§ Task description: Scan the lines below; pull out those with "very".

§ Data lines:
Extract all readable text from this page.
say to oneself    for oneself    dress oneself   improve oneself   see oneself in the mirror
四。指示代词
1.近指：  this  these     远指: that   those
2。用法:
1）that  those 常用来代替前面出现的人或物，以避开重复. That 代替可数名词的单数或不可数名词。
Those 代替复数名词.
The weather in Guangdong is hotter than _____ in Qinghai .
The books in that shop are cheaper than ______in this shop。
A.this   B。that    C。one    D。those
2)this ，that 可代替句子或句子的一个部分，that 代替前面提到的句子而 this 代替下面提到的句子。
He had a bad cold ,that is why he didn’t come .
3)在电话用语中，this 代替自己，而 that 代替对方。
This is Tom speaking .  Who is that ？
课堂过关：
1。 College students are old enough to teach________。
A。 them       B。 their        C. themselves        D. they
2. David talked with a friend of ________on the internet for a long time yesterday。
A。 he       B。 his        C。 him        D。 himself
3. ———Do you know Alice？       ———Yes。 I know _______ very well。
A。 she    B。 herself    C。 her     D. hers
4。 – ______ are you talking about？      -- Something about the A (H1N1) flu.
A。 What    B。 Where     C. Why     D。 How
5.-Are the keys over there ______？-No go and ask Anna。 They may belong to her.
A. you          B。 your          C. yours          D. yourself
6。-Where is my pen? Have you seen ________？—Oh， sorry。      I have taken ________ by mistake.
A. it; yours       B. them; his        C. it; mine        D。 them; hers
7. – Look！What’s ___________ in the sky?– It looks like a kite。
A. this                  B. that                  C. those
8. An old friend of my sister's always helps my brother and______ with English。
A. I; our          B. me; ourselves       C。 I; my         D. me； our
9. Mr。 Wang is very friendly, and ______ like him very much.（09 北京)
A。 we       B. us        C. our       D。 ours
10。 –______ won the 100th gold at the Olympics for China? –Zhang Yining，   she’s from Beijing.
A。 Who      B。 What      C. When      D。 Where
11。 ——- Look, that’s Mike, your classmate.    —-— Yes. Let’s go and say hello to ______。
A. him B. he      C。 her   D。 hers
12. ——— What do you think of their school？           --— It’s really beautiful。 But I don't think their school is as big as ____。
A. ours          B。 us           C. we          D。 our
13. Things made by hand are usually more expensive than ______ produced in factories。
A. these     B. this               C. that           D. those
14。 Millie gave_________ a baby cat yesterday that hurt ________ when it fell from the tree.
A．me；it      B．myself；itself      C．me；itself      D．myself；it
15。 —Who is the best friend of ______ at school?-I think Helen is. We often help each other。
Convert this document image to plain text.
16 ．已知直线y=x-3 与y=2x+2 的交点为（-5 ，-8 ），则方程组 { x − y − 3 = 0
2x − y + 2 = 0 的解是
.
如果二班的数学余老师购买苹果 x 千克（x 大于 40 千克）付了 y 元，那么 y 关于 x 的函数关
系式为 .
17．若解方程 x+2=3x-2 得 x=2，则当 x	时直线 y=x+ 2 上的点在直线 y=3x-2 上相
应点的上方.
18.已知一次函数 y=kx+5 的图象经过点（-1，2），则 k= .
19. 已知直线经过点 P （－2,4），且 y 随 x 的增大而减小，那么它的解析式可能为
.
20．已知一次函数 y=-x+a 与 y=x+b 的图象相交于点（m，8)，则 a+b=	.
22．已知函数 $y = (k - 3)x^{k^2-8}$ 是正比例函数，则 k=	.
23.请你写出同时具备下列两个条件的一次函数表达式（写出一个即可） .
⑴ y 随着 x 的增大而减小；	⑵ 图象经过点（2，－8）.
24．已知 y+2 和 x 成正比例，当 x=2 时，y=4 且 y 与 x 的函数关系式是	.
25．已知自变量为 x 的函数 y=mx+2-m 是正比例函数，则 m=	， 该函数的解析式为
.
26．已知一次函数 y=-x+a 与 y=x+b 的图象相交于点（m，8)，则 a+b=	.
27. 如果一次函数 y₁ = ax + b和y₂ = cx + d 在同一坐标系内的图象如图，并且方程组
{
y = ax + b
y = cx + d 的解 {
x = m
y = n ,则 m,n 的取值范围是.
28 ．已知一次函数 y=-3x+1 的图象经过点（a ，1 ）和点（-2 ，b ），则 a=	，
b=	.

§ Task answer:
3. ———Do you know Alice？       ———Yes。 I know _______ very well。
9. Mr。 Wang is very friendly, and ______ like him very much.（09 北京)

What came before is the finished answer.